Records from a collection of figures
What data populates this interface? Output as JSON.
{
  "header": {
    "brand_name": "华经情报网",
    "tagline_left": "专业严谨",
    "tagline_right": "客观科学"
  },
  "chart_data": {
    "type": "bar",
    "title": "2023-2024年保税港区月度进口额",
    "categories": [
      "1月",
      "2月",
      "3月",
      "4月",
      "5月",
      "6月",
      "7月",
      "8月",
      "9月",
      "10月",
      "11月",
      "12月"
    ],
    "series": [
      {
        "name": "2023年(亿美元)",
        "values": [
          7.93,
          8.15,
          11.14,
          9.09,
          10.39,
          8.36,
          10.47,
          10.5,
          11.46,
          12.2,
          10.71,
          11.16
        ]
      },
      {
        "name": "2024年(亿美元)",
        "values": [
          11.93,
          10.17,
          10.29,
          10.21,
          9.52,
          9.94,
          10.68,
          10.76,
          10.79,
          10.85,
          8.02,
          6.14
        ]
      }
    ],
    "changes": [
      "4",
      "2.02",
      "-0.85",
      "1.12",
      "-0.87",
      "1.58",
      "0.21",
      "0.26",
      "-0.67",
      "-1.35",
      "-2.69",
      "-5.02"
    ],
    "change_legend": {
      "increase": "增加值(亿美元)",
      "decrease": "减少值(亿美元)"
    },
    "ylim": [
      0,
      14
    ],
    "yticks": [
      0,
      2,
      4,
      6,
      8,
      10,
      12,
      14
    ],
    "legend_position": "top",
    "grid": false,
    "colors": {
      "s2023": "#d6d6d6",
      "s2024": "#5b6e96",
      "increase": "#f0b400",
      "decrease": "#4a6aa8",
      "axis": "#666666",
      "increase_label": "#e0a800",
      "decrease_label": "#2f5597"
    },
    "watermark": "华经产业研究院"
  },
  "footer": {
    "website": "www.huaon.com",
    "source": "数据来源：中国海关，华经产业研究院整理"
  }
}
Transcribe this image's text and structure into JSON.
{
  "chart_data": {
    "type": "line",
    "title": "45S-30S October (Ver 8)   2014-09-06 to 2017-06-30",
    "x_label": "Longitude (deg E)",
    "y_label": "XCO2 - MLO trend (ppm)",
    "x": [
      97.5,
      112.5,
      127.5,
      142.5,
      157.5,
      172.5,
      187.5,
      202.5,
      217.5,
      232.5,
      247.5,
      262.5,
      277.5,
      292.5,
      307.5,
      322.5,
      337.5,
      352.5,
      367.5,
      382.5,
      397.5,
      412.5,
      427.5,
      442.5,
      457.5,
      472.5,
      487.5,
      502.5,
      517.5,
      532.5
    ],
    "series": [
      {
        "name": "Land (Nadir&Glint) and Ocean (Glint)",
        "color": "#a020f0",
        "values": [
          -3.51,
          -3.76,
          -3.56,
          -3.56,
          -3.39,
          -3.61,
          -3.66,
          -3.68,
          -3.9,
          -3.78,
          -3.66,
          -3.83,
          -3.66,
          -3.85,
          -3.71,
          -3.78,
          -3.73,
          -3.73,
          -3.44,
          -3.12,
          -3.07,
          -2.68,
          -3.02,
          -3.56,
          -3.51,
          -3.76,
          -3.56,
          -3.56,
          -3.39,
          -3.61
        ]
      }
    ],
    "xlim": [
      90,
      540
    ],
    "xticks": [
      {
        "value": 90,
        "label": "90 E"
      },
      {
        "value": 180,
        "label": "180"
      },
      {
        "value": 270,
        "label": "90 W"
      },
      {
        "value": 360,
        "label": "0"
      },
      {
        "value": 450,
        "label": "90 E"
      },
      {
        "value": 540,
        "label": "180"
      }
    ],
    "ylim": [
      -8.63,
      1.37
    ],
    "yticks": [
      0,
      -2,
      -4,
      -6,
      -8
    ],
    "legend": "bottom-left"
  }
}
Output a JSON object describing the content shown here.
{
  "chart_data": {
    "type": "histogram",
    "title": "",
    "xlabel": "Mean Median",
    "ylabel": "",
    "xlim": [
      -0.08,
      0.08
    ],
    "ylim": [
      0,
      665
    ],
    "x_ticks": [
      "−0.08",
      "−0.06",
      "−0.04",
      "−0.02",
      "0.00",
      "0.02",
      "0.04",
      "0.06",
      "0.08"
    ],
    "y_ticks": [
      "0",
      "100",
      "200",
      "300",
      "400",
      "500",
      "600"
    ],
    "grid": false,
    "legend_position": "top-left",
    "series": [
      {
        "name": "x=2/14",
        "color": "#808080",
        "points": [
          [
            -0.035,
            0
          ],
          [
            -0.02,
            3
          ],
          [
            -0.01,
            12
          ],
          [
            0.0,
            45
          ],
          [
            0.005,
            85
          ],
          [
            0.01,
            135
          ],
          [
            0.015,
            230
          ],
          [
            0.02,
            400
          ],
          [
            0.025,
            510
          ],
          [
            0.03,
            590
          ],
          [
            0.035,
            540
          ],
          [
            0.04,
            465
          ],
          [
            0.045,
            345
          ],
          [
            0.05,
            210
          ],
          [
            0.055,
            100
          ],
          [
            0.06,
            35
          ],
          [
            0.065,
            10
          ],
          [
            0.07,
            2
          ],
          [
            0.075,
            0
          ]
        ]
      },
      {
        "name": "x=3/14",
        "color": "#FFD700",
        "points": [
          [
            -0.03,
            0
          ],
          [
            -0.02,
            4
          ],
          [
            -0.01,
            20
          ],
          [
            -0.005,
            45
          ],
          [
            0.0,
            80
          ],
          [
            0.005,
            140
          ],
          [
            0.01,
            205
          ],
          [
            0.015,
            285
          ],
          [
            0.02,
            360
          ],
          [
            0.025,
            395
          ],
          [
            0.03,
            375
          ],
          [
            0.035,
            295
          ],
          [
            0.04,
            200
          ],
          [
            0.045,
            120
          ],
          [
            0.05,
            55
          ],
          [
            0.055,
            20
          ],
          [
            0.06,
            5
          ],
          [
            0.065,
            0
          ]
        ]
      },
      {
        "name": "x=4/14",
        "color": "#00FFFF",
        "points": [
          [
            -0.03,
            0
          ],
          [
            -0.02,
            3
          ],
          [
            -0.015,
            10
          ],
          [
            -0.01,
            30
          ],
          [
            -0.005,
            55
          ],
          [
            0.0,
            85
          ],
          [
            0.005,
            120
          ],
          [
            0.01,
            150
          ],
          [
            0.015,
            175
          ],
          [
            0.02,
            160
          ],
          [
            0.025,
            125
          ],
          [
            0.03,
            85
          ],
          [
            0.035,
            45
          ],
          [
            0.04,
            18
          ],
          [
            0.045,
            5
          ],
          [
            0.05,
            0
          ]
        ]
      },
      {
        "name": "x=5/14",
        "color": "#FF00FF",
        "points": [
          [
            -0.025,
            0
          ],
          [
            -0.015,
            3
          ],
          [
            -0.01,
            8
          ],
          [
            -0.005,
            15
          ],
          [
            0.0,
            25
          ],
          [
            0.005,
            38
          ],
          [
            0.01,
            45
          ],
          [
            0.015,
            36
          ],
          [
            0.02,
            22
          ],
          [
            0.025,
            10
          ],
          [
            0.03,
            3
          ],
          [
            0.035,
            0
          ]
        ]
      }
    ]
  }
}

[Set exercise]: Output each record precisely as given.

[Written solution]:
What data populates this interface? Output as JSON.
{
  "header": {
    "brand_name": "华经情报网",
    "tagline_left": "专业严谨",
    "tagline_right": "客观科学"
  },
  "chart_data": {
    "type": "bar",
    "title": "2023-2024年保税港区月度进口额",
    "categories": [
      "1月",
      "2月",
      "3月",
      "4月",
      "5月",
      "6月",
      "7月",
      "8月",
      "9月",
      "10月",
      "11月",
      "12月"
    ],
    "series": [
      {
        "name": "2023年(亿美元)",
        "values": [
          7.93,
          8.15,
          11.14,
          9.09,
          10.39,
          8.36,
          10.47,
          10.5,
          11.46,
          12.2,
          10.71,
          11.16
        ]
      },
      {
        "name": "2024年(亿美元)",
        "values": [
          11.93,
          10.17,
          10.29,
          10.21,
          9.52,
          9.94,
          10.68,
          10.76,
          10.79,
          10.85,
          8.02,
          6.14
        ]
      }
    ],
    "changes": [
      "4",
      "2.02",
      "-0.85",
      "1.12",
      "-0.87",
      "1.58",
      "0.21",
      "0.26",
      "-0.67",
      "-1.35",
      "-2.69",
      "-5.02"
    ],
    "change_legend": {
      "increase": "增加值(亿美元)",
      "decrease": "减少值(亿美元)"
    },
    "ylim": [
      0,
      14
    ],
    "yticks": [
      0,
      2,
      4,
      6,
      8,
      10,
      12,
      14
    ],
    "legend_position": "top",
    "grid": false,
    "colors": {
      "s2023": "#d6d6d6",
      "s2024": "#5b6e96",
      "increase": "#f0b400",
      "decrease": "#4a6aa8",
      "axis": "#666666",
      "increase_label": "#e0a800",
      "decrease_label": "#2f5597"
    },
    "watermark": "华经产业研究院"
  },
  "footer": {
    "website": "www.huaon.com",
    "source": "数据来源：中国海关，华经产业研究院整理"
  }
}
Transcribe this image's text and structure into JSON.
{
  "chart_data": {
    "type": "line",
    "title": "45S-30S October (Ver 8)   2014-09-06 to 2017-06-30",
    "x_label": "Longitude (deg E)",
    "y_label": "XCO2 - MLO trend (ppm)",
    "x": [
      97.5,
      112.5,
      127.5,
      142.5,
      157.5,
      172.5,
      187.5,
      202.5,
      217.5,
      232.5,
      247.5,
      262.5,
      277.5,
      292.5,
      307.5,
      322.5,
      337.5,
      352.5,
      367.5,
      382.5,
      397.5,
      412.5,
      427.5,
      442.5,
      457.5,
      472.5,
      487.5,
      502.5,
      517.5,
      532.5
    ],
    "series": [
      {
        "name": "Land (Nadir&Glint) and Ocean (Glint)",
        "color": "#a020f0",
        "values": [
          -3.51,
          -3.76,
          -3.56,
          -3.56,
          -3.39,
          -3.61,
          -3.66,
          -3.68,
          -3.9,
          -3.78,
          -3.66,
          -3.83,
          -3.66,
          -3.85,
          -3.71,
          -3.78,
          -3.73,
          -3.73,
          -3.44,
          -3.12,
          -3.07,
          -2.68,
          -3.02,
          -3.56,
          -3.51,
          -3.76,
          -3.56,
          -3.56,
          -3.39,
          -3.61
        ]
      }
    ],
    "xlim": [
      90,
      540
    ],
    "xticks": [
      {
        "value": 90,
        "label": "90 E"
      },
      {
        "value": 180,
        "label": "180"
      },
      {
        "value": 270,
        "label": "90 W"
      },
      {
        "value": 360,
        "label": "0"
      },
      {
        "value": 450,
        "label": "90 E"
      },
      {
        "value": 540,
        "label": "180"
      }
    ],
    "ylim": [
      -8.63,
      1.37
    ],
    "yticks": [
      0,
      -2,
      -4,
      -6,
      -8
    ],
    "legend": "bottom-left"
  }
}
Output a JSON object describing the content shown here.
{
  "chart_data": {
    "type": "histogram",
    "title": "",
    "xlabel": "Mean Median",
    "ylabel": "",
    "xlim": [
      -0.08,
      0.08
    ],
    "ylim": [
      0,
      665
    ],
    "x_ticks": [
      "−0.08",
      "−0.06",
      "−0.04",
      "−0.02",
      "0.00",
      "0.02",
      "0.04",
      "0.06",
      "0.08"
    ],
    "y_ticks": [
      "0",
      "100",
      "200",
      "300",
      "400",
      "500",
      "600"
    ],
    "grid": false,
    "legend_position": "top-left",
    "series": [
      {
        "name": "x=2/14",
        "color": "#808080",
        "points": [
          [
            -0.035,
            0
          ],
          [
            -0.02,
            3
          ],
          [
            -0.01,
            12
          ],
          [
            0.0,
            45
          ],
          [
            0.005,
            85
          ],
          [
            0.01,
            135
          ],
          [
            0.015,
            230
          ],
          [
            0.02,
            400
          ],
          [
            0.025,
            510
          ],
          [
            0.03,
            590
          ],
          [
            0.035,
            540
          ],
          [
            0.04,
            465
          ],
          [
            0.045,
            345
          ],
          [
            0.05,
            210
          ],
          [
            0.055,
            100
          ],
          [
            0.06,
            35
          ],
          [
            0.065,
            10
          ],
          [
            0.07,
            2
          ],
          [
            0.075,
            0
          ]
        ]
      },
      {
        "name": "x=3/14",
        "color": "#FFD700",
        "points": [
          [
            -0.03,
            0
          ],
          [
            -0.02,
            4
          ],
          [
            -0.01,
            20
          ],
          [
            -0.005,
            45
          ],
          [
            0.0,
            80
          ],
          [
            0.005,
            140
          ],
          [
            0.01,
            205
          ],
          [
            0.015,
            285
          ],
          [
            0.02,
            360
          ],
          [
            0.025,
            395
          ],
          [
            0.03,
            375
          ],
          [
            0.035,
            295
          ],
          [
            0.04,
            200
          ],
          [
            0.045,
            120
          ],
          [
            0.05,
            55
          ],
          [
            0.055,
            20
          ],
          [
            0.06,
            5
          ],
          [
            0.065,
            0
          ]
        ]
      },
      {
        "name": "x=4/14",
        "color": "#00FFFF",
        "points": [
          [
            -0.03,
            0
          ],
          [
            -0.02,
            3
          ],
          [
            -0.015,
            10
          ],
          [
            -0.01,
            30
          ],
          [
            -0.005,
            55
          ],
          [
            0.0,
            85
          ],
          [
            0.005,
            120
          ],
          [
            0.01,
            150
          ],
          [
            0.015,
            175
          ],
          [
            0.02,
            160
          ],
          [
            0.025,
            125
          ],
          [
            0.03,
            85
          ],
          [
            0.035,
            45
          ],
          [
            0.04,
            18
          ],
          [
            0.045,
            5
          ],
          [
            0.05,
            0
          ]
        ]
      },
      {
        "name": "x=5/14",
        "color": "#FF00FF",
        "points": [
          [
            -0.025,
            0
          ],
          [
            -0.015,
            3
          ],
          [
            -0.01,
            8
          ],
          [
            -0.005,
            15
          ],
          [
            0.0,
            25
          ],
          [
            0.005,
            38
          ],
          [
            0.01,
            45
          ],
          [
            0.015,
            36
          ],
          [
            0.02,
            22
          ],
          [
            0.025,
            10
          ],
          [
            0.03,
            3
          ],
          [
            0.035,
            0
          ]
        ]
      }
    ]
  }
}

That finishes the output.